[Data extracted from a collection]
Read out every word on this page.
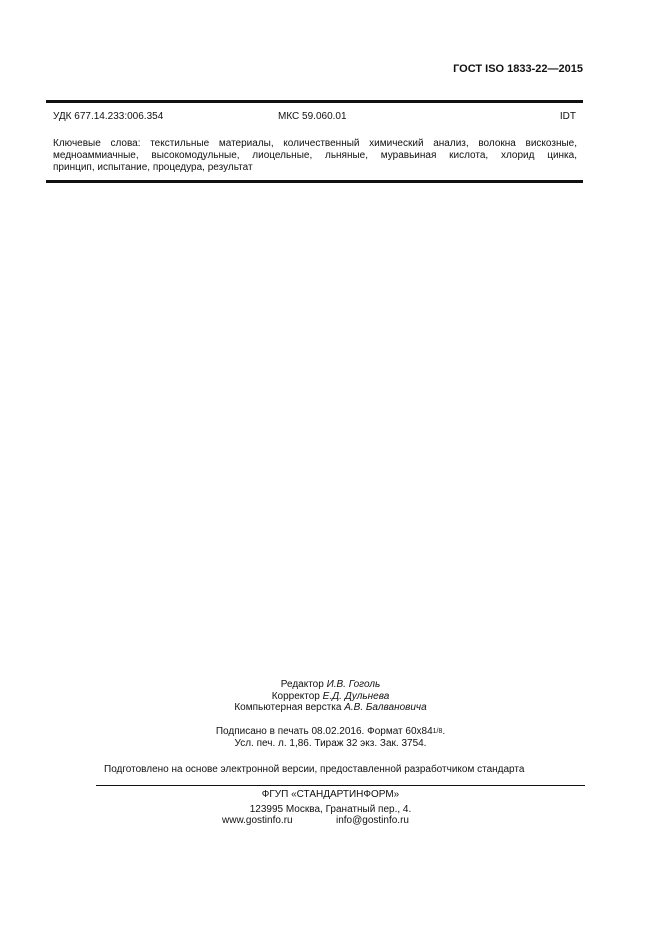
ГОСТ ISO 1833-22—2015
УДК 677.14.233:006.354	МКС 59.060.01	IDT
Ключевые слова: текстильные материалы, количественный химический анализ, волокна вискозные,
медноаммиачные, высокомодульные, лиоцельные, льняные, муравьиная кислота, хлорид цинка,
принцип, испытание, процедура, результат
Редактор И.В. Гоголь
Корректор Е.Д. Дульнева
Компьютерная верстка А.В. Балвановича
Подписано в печать 08.02.2016. Формат $60x84^{1/8}$.
Усл. печ. л. 1,86. Тираж 32 экз. Зак. 3754.
Подготовлено на основе электронной версии, предоставленной разработчиком стандарта
ФГУП «СТАНДАРТИНФОРМ»
123995 Москва, Гранатный пер., 4.
www.gostinfo.ru	info@gostinfo.ru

> **Problem to work on**:
Repeat the records above exactly, omitting every picture.

> **Output for this exercise**:
Read out every word on this page.
ГОСТ ISO 1833-22—2015
УДК 677.14.233:006.354	МКС 59.060.01	IDT
Ключевые слова: текстильные материалы, количественный химический анализ, волокна вискозные,
медноаммиачные, высокомодульные, лиоцельные, льняные, муравьиная кислота, хлорид цинка,
принцип, испытание, процедура, результат
Редактор И.В. Гоголь
Корректор Е.Д. Дульнева
Компьютерная верстка А.В. Балвановича
Подписано в печать 08.02.2016. Формат $60x84^{1/8}$.
Усл. печ. л. 1,86. Тираж 32 экз. Зак. 3754.
Подготовлено на основе электронной версии, предоставленной разработчиком стандарта
ФГУП «СТАНДАРТИНФОРМ»
123995 Москва, Гранатный пер., 4.
www.gostinfo.ru	info@gostinfo.ru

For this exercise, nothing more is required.